* Task statement *
Repeat each record exactly as written, and drop any images.

* Input records *
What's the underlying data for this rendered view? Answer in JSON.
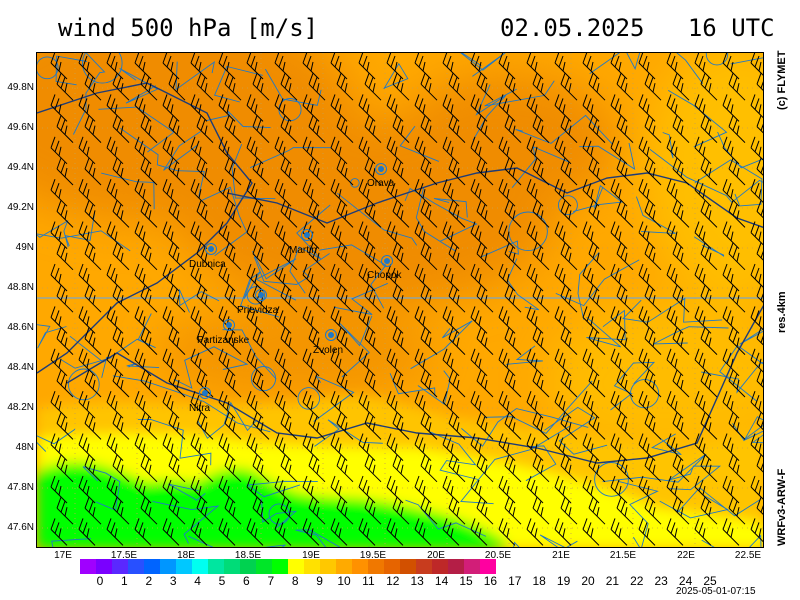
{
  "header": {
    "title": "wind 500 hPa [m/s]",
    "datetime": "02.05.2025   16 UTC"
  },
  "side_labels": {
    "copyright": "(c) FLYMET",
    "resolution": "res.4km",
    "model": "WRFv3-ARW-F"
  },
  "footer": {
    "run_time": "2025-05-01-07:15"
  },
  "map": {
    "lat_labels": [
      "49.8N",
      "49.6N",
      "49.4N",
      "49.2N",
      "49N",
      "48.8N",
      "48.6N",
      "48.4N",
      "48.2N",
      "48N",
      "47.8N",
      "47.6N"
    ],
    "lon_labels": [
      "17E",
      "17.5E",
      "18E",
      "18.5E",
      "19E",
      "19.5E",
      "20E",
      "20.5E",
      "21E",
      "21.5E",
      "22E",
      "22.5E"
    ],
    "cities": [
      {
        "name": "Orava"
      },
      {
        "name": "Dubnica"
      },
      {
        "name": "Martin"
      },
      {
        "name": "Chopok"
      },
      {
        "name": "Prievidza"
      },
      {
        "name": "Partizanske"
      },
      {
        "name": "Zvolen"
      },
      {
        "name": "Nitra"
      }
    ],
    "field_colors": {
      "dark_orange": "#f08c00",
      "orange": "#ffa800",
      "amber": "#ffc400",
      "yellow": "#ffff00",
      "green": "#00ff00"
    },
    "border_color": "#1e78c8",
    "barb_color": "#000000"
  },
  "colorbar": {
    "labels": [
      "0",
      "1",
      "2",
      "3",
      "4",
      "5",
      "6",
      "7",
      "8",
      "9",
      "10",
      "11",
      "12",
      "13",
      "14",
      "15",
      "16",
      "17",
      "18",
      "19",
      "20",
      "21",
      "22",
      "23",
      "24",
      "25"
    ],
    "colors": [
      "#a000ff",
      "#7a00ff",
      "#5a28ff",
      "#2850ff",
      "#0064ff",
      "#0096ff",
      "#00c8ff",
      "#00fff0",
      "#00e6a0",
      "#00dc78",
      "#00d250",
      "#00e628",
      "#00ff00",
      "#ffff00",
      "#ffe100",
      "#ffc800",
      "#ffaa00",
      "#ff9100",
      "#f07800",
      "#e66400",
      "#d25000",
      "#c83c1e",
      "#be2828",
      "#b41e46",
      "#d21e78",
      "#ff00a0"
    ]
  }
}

* The answer *
What's the underlying data for this rendered view? Answer in JSON.
{
  "header": {
    "title": "wind 500 hPa [m/s]",
    "datetime": "02.05.2025   16 UTC"
  },
  "side_labels": {
    "copyright": "(c) FLYMET",
    "resolution": "res.4km",
    "model": "WRFv3-ARW-F"
  },
  "footer": {
    "run_time": "2025-05-01-07:15"
  },
  "map": {
    "lat_labels": [
      "49.8N",
      "49.6N",
      "49.4N",
      "49.2N",
      "49N",
      "48.8N",
      "48.6N",
      "48.4N",
      "48.2N",
      "48N",
      "47.8N",
      "47.6N"
    ],
    "lon_labels": [
      "17E",
      "17.5E",
      "18E",
      "18.5E",
      "19E",
      "19.5E",
      "20E",
      "20.5E",
      "21E",
      "21.5E",
      "22E",
      "22.5E"
    ],
    "cities": [
      {
        "name": "Orava"
      },
      {
        "name": "Dubnica"
      },
      {
        "name": "Martin"
      },
      {
        "name": "Chopok"
      },
      {
        "name": "Prievidza"
      },
      {
        "name": "Partizanske"
      },
      {
        "name": "Zvolen"
      },
      {
        "name": "Nitra"
      }
    ],
    "field_colors": {
      "dark_orange": "#f08c00",
      "orange": "#ffa800",
      "amber": "#ffc400",
      "yellow": "#ffff00",
      "green": "#00ff00"
    },
    "border_color": "#1e78c8",
    "barb_color": "#000000"
  },
  "colorbar": {
    "labels": [
      "0",
      "1",
      "2",
      "3",
      "4",
      "5",
      "6",
      "7",
      "8",
      "9",
      "10",
      "11",
      "12",
      "13",
      "14",
      "15",
      "16",
      "17",
      "18",
      "19",
      "20",
      "21",
      "22",
      "23",
      "24",
      "25"
    ],
    "colors": [
      "#a000ff",
      "#7a00ff",
      "#5a28ff",
      "#2850ff",
      "#0064ff",
      "#0096ff",
      "#00c8ff",
      "#00fff0",
      "#00e6a0",
      "#00dc78",
      "#00d250",
      "#00e628",
      "#00ff00",
      "#ffff00",
      "#ffe100",
      "#ffc800",
      "#ffaa00",
      "#ff9100",
      "#f07800",
      "#e66400",
      "#d25000",
      "#c83c1e",
      "#be2828",
      "#b41e46",
      "#d21e78",
      "#ff00a0"
    ]
  }
}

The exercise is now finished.